--- Material supplied ---

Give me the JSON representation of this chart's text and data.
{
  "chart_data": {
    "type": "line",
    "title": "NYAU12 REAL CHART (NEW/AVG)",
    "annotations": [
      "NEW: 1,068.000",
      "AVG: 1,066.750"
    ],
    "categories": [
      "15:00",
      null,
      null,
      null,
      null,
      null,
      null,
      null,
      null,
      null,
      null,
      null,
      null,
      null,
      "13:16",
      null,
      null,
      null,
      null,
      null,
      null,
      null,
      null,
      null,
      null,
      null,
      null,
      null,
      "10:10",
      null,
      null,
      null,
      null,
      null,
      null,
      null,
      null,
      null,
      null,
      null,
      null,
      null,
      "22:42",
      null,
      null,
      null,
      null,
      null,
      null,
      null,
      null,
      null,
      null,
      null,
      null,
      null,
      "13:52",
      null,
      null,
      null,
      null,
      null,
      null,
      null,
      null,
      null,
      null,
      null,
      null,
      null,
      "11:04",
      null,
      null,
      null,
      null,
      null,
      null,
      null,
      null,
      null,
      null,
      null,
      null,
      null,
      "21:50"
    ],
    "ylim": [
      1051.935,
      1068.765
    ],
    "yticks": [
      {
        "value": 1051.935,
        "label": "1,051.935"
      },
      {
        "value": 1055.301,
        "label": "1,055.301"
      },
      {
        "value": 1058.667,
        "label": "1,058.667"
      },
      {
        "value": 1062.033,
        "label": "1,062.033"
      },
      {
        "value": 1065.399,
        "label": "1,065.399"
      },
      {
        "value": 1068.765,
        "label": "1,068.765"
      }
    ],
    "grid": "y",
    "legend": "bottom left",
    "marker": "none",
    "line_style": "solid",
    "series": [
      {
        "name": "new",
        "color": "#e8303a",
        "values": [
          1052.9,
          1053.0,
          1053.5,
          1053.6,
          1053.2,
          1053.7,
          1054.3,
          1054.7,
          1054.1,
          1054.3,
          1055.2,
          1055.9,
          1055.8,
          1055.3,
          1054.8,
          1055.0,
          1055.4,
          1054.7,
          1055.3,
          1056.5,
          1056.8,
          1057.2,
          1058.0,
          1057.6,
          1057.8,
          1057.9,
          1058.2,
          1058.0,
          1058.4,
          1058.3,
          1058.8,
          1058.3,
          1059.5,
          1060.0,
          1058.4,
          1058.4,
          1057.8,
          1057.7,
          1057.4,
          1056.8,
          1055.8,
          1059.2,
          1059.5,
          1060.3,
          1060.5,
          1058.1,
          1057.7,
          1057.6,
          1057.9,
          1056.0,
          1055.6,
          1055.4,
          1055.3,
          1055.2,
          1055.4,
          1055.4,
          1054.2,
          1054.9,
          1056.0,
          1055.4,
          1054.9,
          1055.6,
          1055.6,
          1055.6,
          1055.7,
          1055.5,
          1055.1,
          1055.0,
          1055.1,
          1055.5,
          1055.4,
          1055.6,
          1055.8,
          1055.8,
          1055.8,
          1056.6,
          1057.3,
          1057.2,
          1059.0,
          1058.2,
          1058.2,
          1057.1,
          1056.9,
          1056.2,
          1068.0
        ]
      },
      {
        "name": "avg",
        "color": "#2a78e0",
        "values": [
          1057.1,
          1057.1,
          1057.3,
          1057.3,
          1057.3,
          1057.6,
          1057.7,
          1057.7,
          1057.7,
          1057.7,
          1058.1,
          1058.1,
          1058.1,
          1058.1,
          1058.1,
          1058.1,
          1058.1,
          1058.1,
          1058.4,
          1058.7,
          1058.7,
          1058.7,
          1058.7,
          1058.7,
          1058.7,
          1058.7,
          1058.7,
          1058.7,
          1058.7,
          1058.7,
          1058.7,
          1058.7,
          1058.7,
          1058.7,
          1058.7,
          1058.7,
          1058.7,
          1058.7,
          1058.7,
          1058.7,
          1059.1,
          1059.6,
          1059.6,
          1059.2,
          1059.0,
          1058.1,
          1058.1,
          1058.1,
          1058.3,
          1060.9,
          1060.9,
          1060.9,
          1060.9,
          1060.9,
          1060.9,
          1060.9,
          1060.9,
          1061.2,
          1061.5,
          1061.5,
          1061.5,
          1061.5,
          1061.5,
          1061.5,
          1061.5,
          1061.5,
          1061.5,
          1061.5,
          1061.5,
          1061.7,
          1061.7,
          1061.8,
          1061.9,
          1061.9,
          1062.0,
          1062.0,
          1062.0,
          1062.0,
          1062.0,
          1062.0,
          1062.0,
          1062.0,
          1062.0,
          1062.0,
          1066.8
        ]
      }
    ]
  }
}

---
--- Material supplied ---

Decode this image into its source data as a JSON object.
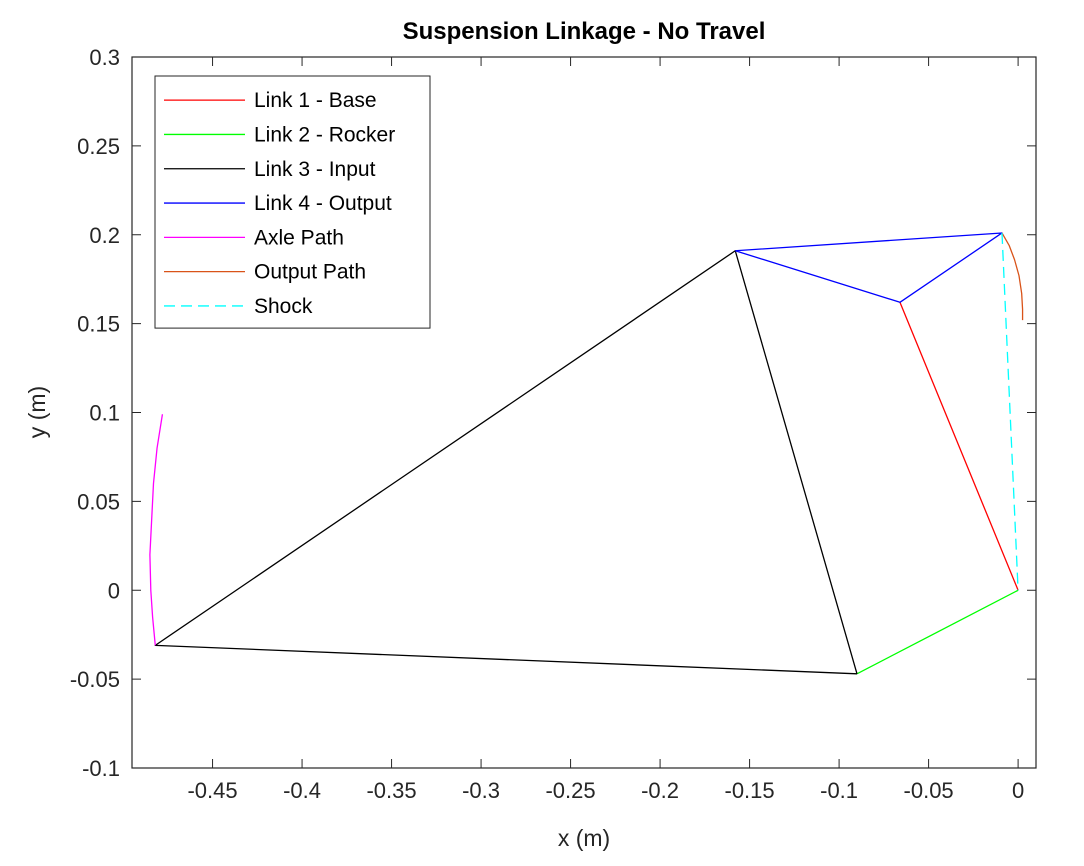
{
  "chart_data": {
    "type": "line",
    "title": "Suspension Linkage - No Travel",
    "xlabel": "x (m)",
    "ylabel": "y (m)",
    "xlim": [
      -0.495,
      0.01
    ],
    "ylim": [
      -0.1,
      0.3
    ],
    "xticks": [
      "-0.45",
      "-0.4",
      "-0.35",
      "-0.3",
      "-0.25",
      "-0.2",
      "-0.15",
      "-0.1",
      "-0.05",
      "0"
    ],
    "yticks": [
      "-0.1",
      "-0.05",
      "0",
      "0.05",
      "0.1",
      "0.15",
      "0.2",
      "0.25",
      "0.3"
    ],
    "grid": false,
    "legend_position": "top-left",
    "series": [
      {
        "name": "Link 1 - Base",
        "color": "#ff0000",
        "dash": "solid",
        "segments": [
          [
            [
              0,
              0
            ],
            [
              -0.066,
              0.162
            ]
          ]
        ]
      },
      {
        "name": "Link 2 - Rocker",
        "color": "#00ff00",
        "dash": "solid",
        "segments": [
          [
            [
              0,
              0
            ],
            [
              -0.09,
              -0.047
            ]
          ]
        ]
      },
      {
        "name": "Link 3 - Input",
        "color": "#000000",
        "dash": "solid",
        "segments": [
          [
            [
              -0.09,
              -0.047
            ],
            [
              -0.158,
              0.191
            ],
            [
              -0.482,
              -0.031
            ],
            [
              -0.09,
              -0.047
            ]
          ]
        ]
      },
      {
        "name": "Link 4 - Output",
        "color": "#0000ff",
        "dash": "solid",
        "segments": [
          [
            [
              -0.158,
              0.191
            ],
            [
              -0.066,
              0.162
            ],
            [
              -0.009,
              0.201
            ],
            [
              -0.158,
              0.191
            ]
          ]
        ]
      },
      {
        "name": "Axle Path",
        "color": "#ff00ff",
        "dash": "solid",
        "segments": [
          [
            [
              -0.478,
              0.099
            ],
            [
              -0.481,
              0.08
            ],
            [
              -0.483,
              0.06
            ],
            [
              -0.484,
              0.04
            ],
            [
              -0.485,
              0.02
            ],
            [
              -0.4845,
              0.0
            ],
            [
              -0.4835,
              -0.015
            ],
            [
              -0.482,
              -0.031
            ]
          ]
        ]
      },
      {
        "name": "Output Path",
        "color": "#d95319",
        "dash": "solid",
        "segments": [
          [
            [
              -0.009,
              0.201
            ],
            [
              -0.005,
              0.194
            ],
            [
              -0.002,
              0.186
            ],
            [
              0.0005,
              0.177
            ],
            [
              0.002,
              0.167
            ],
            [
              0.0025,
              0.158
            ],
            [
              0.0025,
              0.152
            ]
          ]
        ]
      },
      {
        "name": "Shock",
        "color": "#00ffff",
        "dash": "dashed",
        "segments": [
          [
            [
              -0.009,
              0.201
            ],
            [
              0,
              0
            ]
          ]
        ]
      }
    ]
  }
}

---

*What you should do*: Out of the material above, select every line that holds the string "name".

*Correct response*:
        "name": "new",
        "name": "avg",
        "name": "Link 1 - Base",
        "name": "Link 2 - Rocker",
        "name": "Link 3 - Input",
        "name": "Link 4 - Output",
        "name": "Axle Path",
        "name": "Output Path",
        "name": "Shock",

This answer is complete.